What is asked:
Copy each line of the records that contains the word "role".
*** Dataset rows ***
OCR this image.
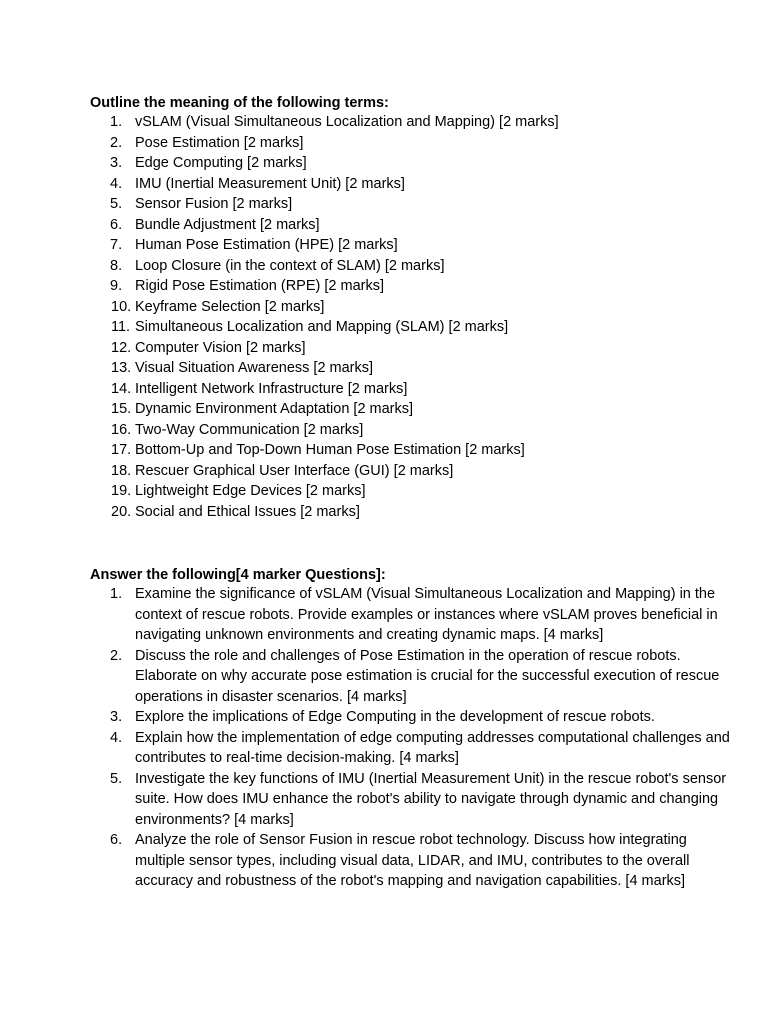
Outline the meaning of the following terms:
1. vSLAM (Visual Simultaneous Localization and Mapping) [2 marks]
2. Pose Estimation [2 marks]
3. Edge Computing [2 marks]
4. IMU (Inertial Measurement Unit) [2 marks]
5. Sensor Fusion [2 marks]
6. Bundle Adjustment [2 marks]
7. Human Pose Estimation (HPE) [2 marks]
8. Loop Closure (in the context of SLAM) [2 marks]
9. Rigid Pose Estimation (RPE) [2 marks]
10. Keyframe Selection [2 marks]
11. Simultaneous Localization and Mapping (SLAM) [2 marks]
12. Computer Vision [2 marks]
13. Visual Situation Awareness [2 marks]
14. Intelligent Network Infrastructure [2 marks]
15. Dynamic Environment Adaptation [2 marks]
16. Two-Way Communication [2 marks]
17. Bottom-Up and Top-Down Human Pose Estimation [2 marks]
18. Rescuer Graphical User Interface (GUI) [2 marks]
19. Lightweight Edge Devices [2 marks]
20. Social and Ethical Issues [2 marks]
Answer the following[4 marker Questions]:
1. Examine the significance of vSLAM (Visual Simultaneous Localization and Mapping) in the context of rescue robots. Provide examples or instances where vSLAM proves beneficial in navigating unknown environments and creating dynamic maps. [4 marks]
2. Discuss the role and challenges of Pose Estimation in the operation of rescue robots. Elaborate on why accurate pose estimation is crucial for the successful execution of rescue operations in disaster scenarios. [4 marks]
3. Explore the implications of Edge Computing in the development of rescue robots.
4. Explain how the implementation of edge computing addresses computational challenges and contributes to real-time decision-making. [4 marks]
5. Investigate the key functions of IMU (Inertial Measurement Unit) in the rescue robot's sensor suite. How does IMU enhance the robot's ability to navigate through dynamic and changing environments? [4 marks]
6. Analyze the role of Sensor Fusion in rescue robot technology. Discuss how integrating multiple sensor types, including visual data, LIDAR, and IMU, contributes to the overall accuracy and robustness of the robot's mapping and navigation capabilities. [4 marks]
***
Completed task:
2. Discuss the role and challenges of Pose Estimation in the operation of rescue robots. Elaborate on why accurate pose estimation is crucial for the successful execution of rescue operations in disaster scenarios. [4 marks]
6. Analyze the role of Sensor Fusion in rescue robot technology. Discuss how integrating multiple sensor types, including visual data, LIDAR, and IMU, contributes to the overall accuracy and robustness of the robot's mapping and navigation capabilities. [4 marks]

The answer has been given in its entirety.